Skip to content

High-Frequency Data

Overview

High-frequency data captures market activity at sub-second intervals. It is essential for market microstructure research, HFT strategy development, and execution quality analysis.

Difficulty advanced

Data Types

1. Tick Data

Each trade is recorded individually:
- Timestamp (nanosecond precision)
- Price
- Volume
- Trade direction (buy/sell)
- Exchange

Example:
2024-01-15 09:30:00.123456789, 150.25, 100, BUY, ARCA
2024-01-15 09:30:00.123456790, 150.26, 50, SELL, ARCA

2. Quote Data (NBBO)

National Best Bid and Offer updates:
- Timestamp
- Best bid price, bid size
- Best ask price, ask size
- Exchange

Example:
2024-01-15 09:30:00.123456789, 150.24×500, 150.26×300, ARCA/NASDAQ

3. Order Book Data (L2/L3)

_RECORDS PROVIDED_:

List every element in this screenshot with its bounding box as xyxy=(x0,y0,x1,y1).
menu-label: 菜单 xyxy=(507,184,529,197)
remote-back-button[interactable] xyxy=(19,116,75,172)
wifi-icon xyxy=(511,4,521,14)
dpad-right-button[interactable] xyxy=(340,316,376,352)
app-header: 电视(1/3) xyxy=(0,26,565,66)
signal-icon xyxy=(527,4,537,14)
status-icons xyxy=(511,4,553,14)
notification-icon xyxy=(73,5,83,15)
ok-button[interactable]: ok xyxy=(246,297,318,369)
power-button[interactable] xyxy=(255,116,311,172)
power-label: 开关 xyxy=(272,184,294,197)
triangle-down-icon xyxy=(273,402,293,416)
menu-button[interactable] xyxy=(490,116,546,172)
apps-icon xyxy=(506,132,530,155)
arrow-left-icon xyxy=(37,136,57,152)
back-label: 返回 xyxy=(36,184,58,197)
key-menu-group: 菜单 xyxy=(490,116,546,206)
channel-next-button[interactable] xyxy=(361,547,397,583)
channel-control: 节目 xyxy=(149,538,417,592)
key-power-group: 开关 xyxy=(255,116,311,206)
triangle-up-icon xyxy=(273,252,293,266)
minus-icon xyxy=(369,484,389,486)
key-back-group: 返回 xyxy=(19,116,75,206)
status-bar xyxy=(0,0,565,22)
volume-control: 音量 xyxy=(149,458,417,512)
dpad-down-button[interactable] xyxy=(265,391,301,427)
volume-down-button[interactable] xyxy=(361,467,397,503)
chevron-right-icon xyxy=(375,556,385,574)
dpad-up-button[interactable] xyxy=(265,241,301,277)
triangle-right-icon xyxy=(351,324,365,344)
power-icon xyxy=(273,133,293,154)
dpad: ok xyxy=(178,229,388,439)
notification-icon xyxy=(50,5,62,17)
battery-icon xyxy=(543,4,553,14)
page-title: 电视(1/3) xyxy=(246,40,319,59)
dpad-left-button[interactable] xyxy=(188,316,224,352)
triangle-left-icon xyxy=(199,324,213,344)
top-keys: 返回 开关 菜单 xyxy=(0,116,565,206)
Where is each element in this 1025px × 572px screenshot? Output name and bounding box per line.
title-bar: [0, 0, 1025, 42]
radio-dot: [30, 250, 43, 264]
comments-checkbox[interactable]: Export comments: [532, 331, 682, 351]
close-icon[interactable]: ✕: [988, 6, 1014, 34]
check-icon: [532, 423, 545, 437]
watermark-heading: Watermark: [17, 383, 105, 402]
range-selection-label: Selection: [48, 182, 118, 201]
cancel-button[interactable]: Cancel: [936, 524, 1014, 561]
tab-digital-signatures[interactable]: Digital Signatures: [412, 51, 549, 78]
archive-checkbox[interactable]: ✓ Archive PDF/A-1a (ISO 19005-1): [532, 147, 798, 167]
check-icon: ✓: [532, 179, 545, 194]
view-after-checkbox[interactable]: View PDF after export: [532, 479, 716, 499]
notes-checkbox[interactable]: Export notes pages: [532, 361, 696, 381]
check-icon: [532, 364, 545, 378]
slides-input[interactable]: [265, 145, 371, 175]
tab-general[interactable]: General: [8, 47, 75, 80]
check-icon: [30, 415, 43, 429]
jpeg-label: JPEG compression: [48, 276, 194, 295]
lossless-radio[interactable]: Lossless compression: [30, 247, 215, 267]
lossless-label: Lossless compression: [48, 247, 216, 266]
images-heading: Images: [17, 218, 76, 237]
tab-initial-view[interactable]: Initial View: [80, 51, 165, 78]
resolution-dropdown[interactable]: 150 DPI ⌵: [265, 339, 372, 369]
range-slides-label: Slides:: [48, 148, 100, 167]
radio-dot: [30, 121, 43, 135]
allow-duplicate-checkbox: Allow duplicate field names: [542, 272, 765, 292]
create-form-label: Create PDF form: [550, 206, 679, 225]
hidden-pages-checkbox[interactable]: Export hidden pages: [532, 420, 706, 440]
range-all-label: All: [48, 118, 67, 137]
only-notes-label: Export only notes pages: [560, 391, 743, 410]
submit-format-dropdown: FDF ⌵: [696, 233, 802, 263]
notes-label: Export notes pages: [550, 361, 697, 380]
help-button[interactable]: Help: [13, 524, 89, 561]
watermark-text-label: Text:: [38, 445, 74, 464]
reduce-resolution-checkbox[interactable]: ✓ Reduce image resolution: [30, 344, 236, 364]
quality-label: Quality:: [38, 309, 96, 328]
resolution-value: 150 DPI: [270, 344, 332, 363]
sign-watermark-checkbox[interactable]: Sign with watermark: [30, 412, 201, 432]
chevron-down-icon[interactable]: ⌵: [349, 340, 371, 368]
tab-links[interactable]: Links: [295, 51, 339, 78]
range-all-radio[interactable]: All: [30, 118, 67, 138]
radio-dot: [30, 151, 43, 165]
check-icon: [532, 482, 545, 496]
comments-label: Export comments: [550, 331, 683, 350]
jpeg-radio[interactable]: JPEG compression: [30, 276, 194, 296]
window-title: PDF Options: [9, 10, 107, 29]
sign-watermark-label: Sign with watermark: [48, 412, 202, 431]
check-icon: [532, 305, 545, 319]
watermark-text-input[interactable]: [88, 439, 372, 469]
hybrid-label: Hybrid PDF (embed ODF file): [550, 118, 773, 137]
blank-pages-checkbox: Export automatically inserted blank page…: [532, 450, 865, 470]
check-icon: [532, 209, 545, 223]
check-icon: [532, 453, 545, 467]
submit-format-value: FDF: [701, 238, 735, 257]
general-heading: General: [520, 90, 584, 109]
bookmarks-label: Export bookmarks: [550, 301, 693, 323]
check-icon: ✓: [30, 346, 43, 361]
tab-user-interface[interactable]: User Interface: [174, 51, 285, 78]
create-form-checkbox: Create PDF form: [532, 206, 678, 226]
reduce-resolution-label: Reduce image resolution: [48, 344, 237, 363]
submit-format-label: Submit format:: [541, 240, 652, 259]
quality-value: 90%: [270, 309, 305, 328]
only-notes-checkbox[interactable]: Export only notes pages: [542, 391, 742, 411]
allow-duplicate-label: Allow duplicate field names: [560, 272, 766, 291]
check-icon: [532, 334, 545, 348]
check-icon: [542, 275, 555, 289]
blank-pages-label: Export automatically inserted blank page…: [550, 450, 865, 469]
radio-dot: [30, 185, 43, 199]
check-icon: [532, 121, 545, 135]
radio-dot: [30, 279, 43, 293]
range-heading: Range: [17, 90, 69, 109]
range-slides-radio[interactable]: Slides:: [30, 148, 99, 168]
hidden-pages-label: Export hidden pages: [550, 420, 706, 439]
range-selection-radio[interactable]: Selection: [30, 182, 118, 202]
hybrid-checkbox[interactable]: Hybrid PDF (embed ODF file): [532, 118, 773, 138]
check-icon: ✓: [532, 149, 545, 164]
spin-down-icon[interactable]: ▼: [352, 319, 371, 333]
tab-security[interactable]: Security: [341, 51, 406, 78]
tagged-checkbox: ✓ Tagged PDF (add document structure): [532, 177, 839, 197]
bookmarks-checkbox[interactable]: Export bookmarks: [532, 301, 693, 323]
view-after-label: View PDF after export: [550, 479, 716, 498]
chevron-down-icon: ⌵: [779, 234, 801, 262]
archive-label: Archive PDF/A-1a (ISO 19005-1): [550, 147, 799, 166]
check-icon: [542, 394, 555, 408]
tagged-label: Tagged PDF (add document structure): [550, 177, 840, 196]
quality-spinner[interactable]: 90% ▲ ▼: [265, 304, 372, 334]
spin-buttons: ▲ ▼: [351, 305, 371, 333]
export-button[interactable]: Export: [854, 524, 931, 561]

_REQUIRED TASKS_:
1. According to the high-frequency data page, what precision do tick data timestamps have?
2. Carry on the high-frequency data page from the point where it stops.
You won't need the lines for this.

_RESPONSES PER TASK_:
1. Nanosecond precision.

2.
Level 2: Best bids and offers at each price level
Level 3: Full order book with individual order IDs

L2 Example:
Bid: 150.24×500, 150.23×1000, 150.22×800, ...
Ask: 150.26×300, 150.27×600, 150.28×400, ...

L3 Example:
Bid: Order#12345@150.24×100, Order#12346@150.24×200, ...

4. Message Data

Every order book event:
- Order submission
- Order cancellation
- Order modification
- Trade execution

Typical: 500,000+ messages per second for active stocks

Data Volume

Data Type Messages/Day Storage/Day Format
Tick (SPY) ~1M ~50MB CSV/Parquet
Quote (SPY) ~10M ~500MB Binary
L2 Book (SPY) ~50M ~2GB Binary
L3 Book (SPY) ~500M ~20GB Binary
Full Market (All stocks) ~50B ~2TB Proprietary

Data Storage

Format Read Speed Write Speed Compression Use Case
CSV Slow Slow Good Small datasets
Parquet Fast Fast Excellent Analysis
HDF5 Fast Medium Good Large datasets
KDB+/q Very Fast Very Fast Built-in HFT production
Arrow Very Fast Very Fast Good Inter-process

Checklist

  • [ ] Timestamp precision adequate (nanosecond for HFT)
  • [ ] Timezone handling consistent (UTC)
  • [ ] Clock synchronization (NTP/PTP)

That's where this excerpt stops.